Exercise goal:
Review the material and extract every line in which the word "phone" occurs.

Data supplied:
= = = = =

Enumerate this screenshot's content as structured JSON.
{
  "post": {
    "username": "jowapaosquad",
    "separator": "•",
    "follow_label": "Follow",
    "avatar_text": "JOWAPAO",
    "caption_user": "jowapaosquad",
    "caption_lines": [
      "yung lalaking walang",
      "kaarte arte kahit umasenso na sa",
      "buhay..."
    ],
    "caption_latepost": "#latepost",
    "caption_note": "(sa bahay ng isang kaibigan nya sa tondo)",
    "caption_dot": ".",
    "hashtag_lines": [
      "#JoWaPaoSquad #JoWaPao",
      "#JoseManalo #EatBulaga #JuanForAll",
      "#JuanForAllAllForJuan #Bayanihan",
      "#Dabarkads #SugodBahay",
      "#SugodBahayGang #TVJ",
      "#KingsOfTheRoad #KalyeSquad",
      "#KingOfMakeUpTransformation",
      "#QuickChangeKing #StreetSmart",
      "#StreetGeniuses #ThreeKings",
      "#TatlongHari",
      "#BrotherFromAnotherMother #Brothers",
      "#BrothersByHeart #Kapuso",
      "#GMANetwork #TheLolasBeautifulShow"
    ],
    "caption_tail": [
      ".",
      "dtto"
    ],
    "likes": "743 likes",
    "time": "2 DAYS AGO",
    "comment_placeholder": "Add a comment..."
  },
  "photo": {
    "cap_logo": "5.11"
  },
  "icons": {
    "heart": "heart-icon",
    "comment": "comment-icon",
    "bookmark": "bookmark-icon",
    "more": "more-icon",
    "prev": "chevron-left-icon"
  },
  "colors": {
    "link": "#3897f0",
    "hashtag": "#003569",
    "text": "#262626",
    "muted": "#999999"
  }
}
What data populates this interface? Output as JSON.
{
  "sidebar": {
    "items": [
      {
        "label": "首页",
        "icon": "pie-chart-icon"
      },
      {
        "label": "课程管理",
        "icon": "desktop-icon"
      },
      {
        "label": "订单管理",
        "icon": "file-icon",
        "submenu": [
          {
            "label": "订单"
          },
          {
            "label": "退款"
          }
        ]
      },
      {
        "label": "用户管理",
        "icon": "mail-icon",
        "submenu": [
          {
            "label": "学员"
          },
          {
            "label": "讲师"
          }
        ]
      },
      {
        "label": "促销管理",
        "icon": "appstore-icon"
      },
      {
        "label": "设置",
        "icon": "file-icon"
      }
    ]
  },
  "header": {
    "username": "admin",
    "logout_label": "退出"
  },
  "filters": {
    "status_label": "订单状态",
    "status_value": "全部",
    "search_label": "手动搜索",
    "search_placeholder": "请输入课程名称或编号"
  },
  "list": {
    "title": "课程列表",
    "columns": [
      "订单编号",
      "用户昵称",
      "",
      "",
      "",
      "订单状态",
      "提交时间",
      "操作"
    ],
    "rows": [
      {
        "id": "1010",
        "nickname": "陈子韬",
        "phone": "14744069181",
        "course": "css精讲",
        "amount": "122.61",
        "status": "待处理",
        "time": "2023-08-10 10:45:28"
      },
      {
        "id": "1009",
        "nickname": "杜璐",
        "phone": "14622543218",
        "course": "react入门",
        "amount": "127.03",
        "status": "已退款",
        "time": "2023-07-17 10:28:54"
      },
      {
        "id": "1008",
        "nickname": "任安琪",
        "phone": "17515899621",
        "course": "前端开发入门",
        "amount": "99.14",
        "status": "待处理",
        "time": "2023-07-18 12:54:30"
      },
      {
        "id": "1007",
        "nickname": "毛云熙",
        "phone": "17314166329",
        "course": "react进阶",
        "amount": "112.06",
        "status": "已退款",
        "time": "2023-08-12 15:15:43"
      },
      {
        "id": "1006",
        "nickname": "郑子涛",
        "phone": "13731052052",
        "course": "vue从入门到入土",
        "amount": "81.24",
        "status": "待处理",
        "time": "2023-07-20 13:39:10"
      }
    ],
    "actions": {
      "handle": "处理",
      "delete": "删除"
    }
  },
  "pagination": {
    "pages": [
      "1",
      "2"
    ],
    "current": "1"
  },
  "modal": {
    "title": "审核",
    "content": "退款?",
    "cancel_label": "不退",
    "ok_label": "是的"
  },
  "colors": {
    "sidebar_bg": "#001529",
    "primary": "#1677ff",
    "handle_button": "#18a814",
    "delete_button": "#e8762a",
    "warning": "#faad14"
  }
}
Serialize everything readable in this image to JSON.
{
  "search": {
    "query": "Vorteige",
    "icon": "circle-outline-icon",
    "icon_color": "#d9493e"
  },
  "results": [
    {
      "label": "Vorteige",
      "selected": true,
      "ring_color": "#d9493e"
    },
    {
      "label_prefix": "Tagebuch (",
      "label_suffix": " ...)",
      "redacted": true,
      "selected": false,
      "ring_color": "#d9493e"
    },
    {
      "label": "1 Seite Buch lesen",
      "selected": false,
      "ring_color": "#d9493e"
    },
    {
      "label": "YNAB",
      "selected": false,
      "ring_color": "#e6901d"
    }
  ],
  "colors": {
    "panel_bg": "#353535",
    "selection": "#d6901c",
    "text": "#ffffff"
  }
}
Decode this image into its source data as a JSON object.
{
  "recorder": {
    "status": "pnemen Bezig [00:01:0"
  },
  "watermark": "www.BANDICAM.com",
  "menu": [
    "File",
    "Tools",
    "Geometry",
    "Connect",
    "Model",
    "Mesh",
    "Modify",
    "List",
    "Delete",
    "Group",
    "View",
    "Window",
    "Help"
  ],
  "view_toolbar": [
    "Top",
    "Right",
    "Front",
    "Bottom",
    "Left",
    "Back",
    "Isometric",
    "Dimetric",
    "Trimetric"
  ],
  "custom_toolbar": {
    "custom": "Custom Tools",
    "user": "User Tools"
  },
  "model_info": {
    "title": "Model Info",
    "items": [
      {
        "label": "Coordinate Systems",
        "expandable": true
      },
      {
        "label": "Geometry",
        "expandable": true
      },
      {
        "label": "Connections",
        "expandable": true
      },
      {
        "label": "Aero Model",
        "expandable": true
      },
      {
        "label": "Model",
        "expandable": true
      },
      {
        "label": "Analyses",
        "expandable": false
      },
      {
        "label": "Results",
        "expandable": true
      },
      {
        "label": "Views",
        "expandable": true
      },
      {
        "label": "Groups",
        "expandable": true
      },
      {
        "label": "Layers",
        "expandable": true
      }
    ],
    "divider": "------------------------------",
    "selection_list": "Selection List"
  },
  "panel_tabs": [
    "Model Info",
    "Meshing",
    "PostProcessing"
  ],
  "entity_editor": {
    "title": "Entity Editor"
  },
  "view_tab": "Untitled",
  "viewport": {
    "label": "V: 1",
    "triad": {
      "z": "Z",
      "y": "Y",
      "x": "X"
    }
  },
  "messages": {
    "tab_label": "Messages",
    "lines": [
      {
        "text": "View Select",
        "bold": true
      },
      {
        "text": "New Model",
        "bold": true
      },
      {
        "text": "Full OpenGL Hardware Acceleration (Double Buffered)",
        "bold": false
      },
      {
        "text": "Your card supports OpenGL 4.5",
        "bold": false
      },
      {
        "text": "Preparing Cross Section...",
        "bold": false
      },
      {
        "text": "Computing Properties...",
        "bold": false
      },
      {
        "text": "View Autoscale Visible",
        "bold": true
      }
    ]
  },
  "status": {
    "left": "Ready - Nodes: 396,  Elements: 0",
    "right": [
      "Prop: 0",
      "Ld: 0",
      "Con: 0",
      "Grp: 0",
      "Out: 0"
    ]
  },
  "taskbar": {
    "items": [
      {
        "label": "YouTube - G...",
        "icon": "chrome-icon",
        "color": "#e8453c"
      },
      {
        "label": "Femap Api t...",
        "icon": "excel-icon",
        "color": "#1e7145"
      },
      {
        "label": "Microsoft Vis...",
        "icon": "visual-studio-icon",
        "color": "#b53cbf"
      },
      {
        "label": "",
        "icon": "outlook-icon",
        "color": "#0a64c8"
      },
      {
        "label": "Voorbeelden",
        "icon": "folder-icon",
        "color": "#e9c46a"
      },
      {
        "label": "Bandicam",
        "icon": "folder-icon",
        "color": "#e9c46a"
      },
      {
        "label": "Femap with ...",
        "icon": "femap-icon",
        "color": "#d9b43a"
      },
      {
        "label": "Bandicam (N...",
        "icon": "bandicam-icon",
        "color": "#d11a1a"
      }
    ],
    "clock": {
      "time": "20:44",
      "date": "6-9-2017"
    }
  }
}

= = = = =

Output:
        "phone": "14744069181",
        "phone": "14622543218",
        "phone": "17515899621",
        "phone": "17314166329",
        "phone": "13731052052",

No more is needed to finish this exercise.